▸ **WHAT NEEDS TO BE DONE**: Leave out the images and repeat the listing below without a single change.

[A block of data]

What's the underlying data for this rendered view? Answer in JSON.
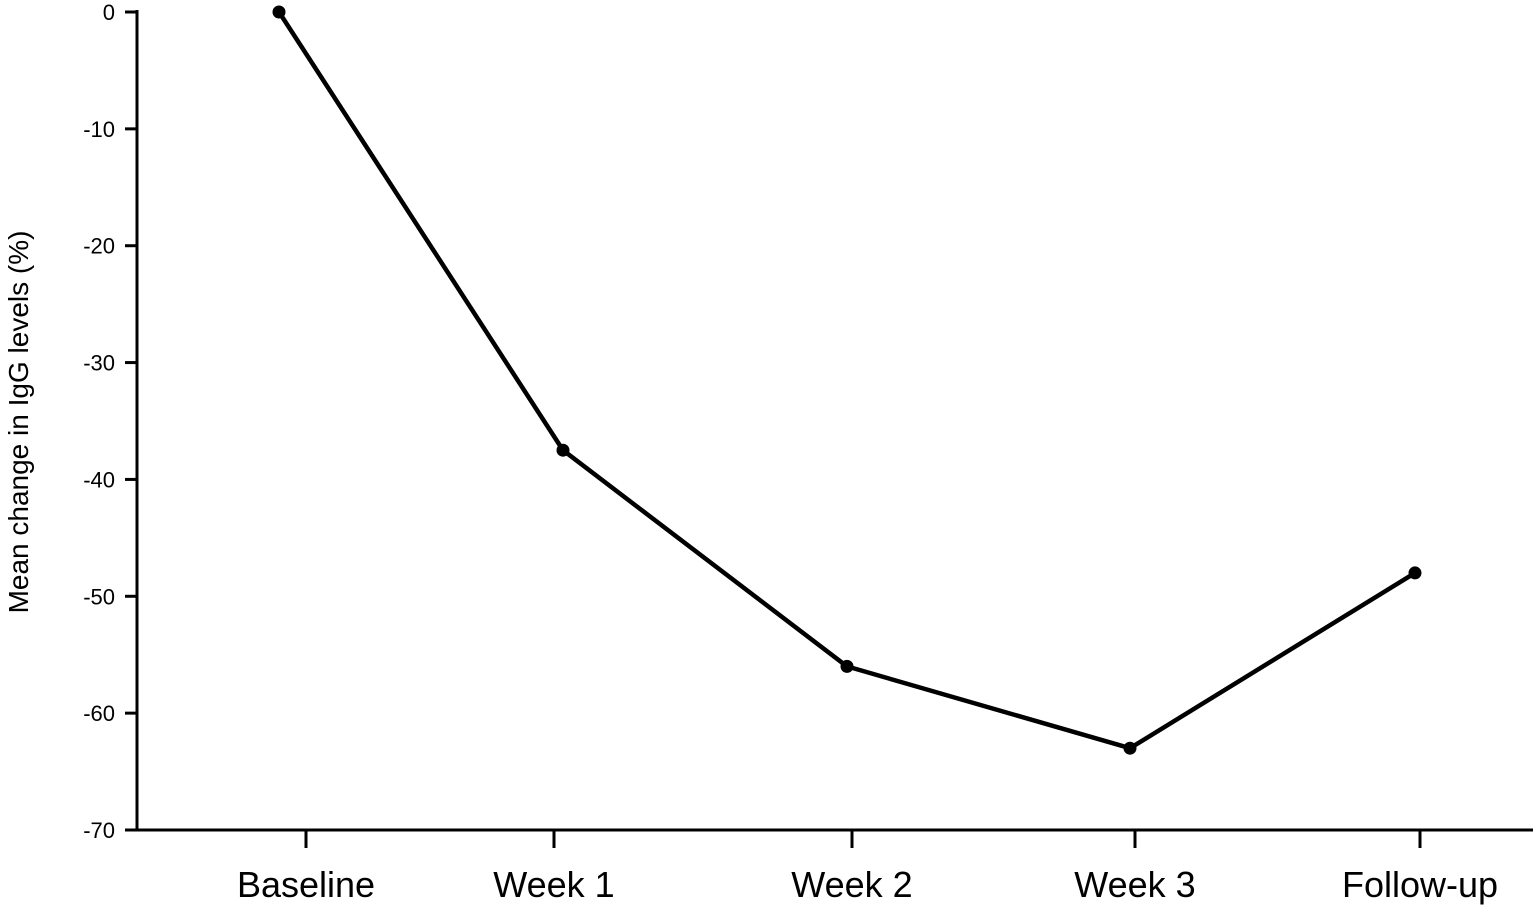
{
  "chart_data": {
    "type": "line",
    "categories": [
      "Baseline",
      "Week 1",
      "Week 2",
      "Week 3",
      "Follow-up"
    ],
    "values": [
      0,
      -37.5,
      -56,
      -63,
      -48
    ],
    "ylabel": "Mean change in IgG levels (%)",
    "xlabel": "",
    "title": "",
    "ylim": [
      -70,
      0
    ],
    "yticks": [
      0,
      -10,
      -20,
      -30,
      -40,
      -50,
      -60,
      -70
    ],
    "ytick_labels": [
      "0",
      "-10",
      "-20",
      "-30",
      "-40",
      "-50",
      "-60",
      "-70"
    ],
    "grid": false,
    "colors": {
      "line": "#000000",
      "marker": "#000000",
      "axis": "#000000"
    }
  }
}
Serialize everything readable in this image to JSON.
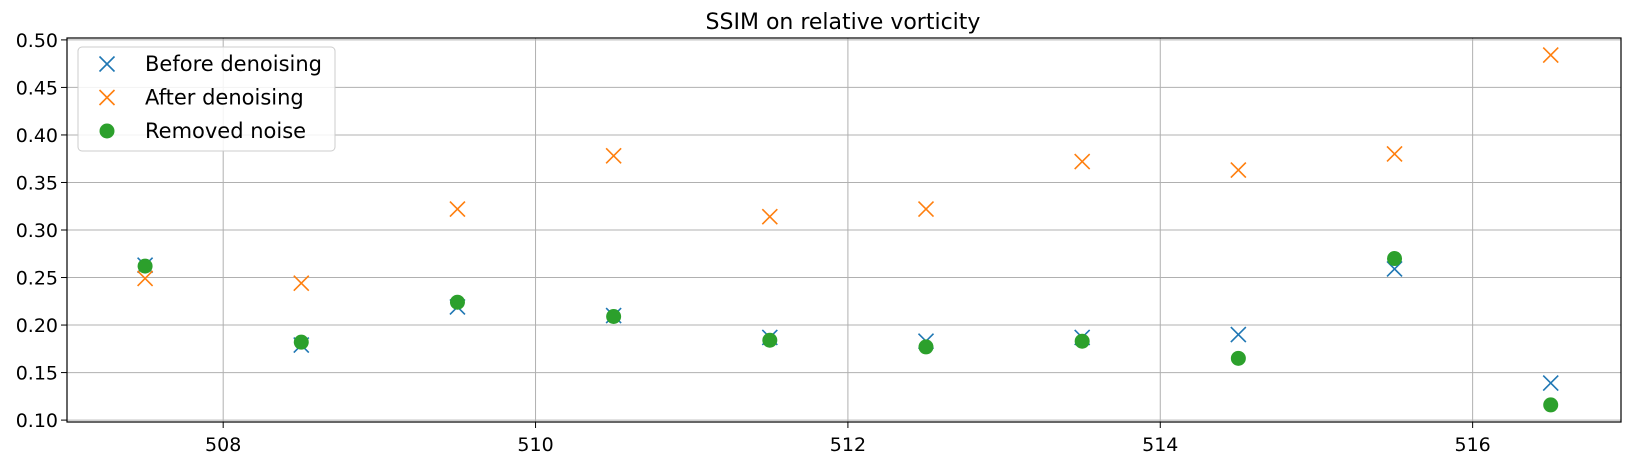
{
  "chart_data": {
    "type": "scatter",
    "title": "SSIM on relative vorticity",
    "xlabel": "",
    "ylabel": "",
    "xlim": [
      507.0,
      516.95
    ],
    "ylim": [
      0.098,
      0.502
    ],
    "xticks": [
      508,
      510,
      512,
      514,
      516
    ],
    "yticks": [
      0.1,
      0.15,
      0.2,
      0.25,
      0.3,
      0.35,
      0.4,
      0.45,
      0.5
    ],
    "grid": true,
    "legend_position": "top-left",
    "x": [
      507.5,
      508.5,
      509.5,
      510.5,
      511.5,
      512.5,
      513.5,
      514.5,
      515.5,
      516.5
    ],
    "series": [
      {
        "name": "Before denoising",
        "marker": "x",
        "color": "#1f77b4",
        "values": [
          0.263,
          0.179,
          0.219,
          0.21,
          0.187,
          0.183,
          0.187,
          0.19,
          0.259,
          0.139
        ]
      },
      {
        "name": "After denoising",
        "marker": "x",
        "color": "#ff7f0e",
        "values": [
          0.249,
          0.244,
          0.322,
          0.378,
          0.314,
          0.322,
          0.372,
          0.363,
          0.38,
          0.484
        ]
      },
      {
        "name": "Removed noise",
        "marker": "o",
        "color": "#2ca02c",
        "values": [
          0.262,
          0.182,
          0.224,
          0.209,
          0.184,
          0.177,
          0.183,
          0.165,
          0.27,
          0.116
        ]
      }
    ]
  }
}
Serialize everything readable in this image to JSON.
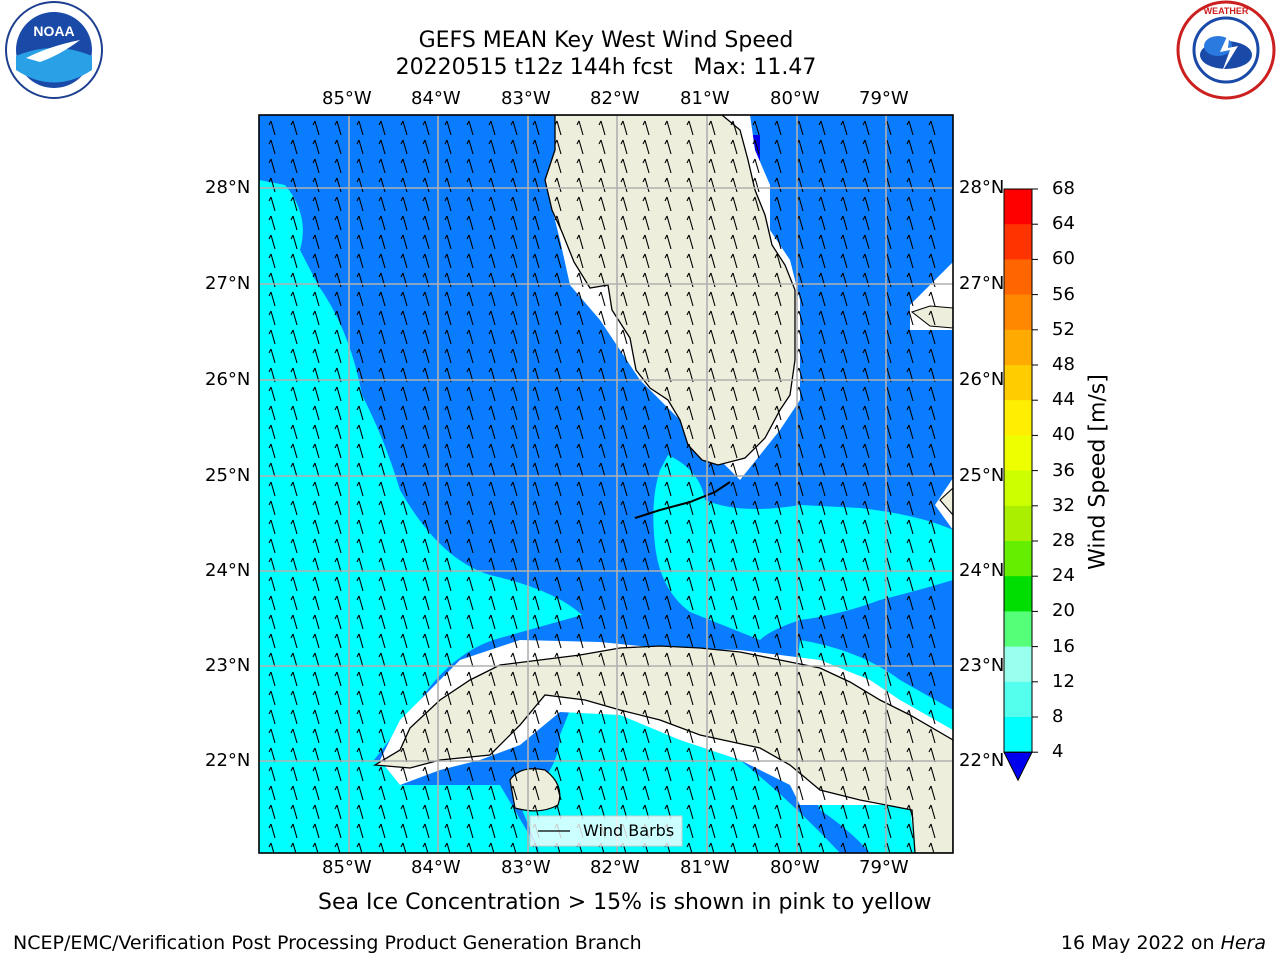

▸ **TASK OUTPUT**:
What's the underlying data for this rendered view? Answer in JSON.
{
  "chart_data": {
    "type": "line",
    "categories": [
      "Baseline",
      "Week 1",
      "Week 2",
      "Week 3",
      "Follow-up"
    ],
    "values": [
      0,
      -37.5,
      -56,
      -63,
      -48
    ],
    "ylabel": "Mean change in IgG levels (%)",
    "xlabel": "",
    "title": "",
    "ylim": [
      -70,
      0
    ],
    "yticks": [
      0,
      -10,
      -20,
      -30,
      -40,
      -50,
      -60,
      -70
    ],
    "ytick_labels": [
      "0",
      "-10",
      "-20",
      "-30",
      "-40",
      "-50",
      "-60",
      "-70"
    ],
    "grid": false,
    "colors": {
      "line": "#000000",
      "marker": "#000000",
      "axis": "#000000"
    }
  }
}
Serialize everything readable in this image to JSON.
{
  "chart_data": {
    "type": "scatter",
    "title": "SSIM on relative vorticity",
    "xlabel": "",
    "ylabel": "",
    "xlim": [
      507.0,
      516.95
    ],
    "ylim": [
      0.098,
      0.502
    ],
    "xticks": [
      508,
      510,
      512,
      514,
      516
    ],
    "yticks": [
      0.1,
      0.15,
      0.2,
      0.25,
      0.3,
      0.35,
      0.4,
      0.45,
      0.5
    ],
    "grid": true,
    "legend_position": "top-left",
    "x": [
      507.5,
      508.5,
      509.5,
      510.5,
      511.5,
      512.5,
      513.5,
      514.5,
      515.5,
      516.5
    ],
    "series": [
      {
        "name": "Before denoising",
        "marker": "x",
        "color": "#1f77b4",
        "values": [
          0.263,
          0.179,
          0.219,
          0.21,
          0.187,
          0.183,
          0.187,
          0.19,
          0.259,
          0.139
        ]
      },
      {
        "name": "After denoising",
        "marker": "x",
        "color": "#ff7f0e",
        "values": [
          0.249,
          0.244,
          0.322,
          0.378,
          0.314,
          0.322,
          0.372,
          0.363,
          0.38,
          0.484
        ]
      },
      {
        "name": "Removed noise",
        "marker": "o",
        "color": "#2ca02c",
        "values": [
          0.262,
          0.182,
          0.224,
          0.209,
          0.184,
          0.177,
          0.183,
          0.165,
          0.27,
          0.116
        ]
      }
    ]
  }
}
Serialize everything readable in this image to JSON.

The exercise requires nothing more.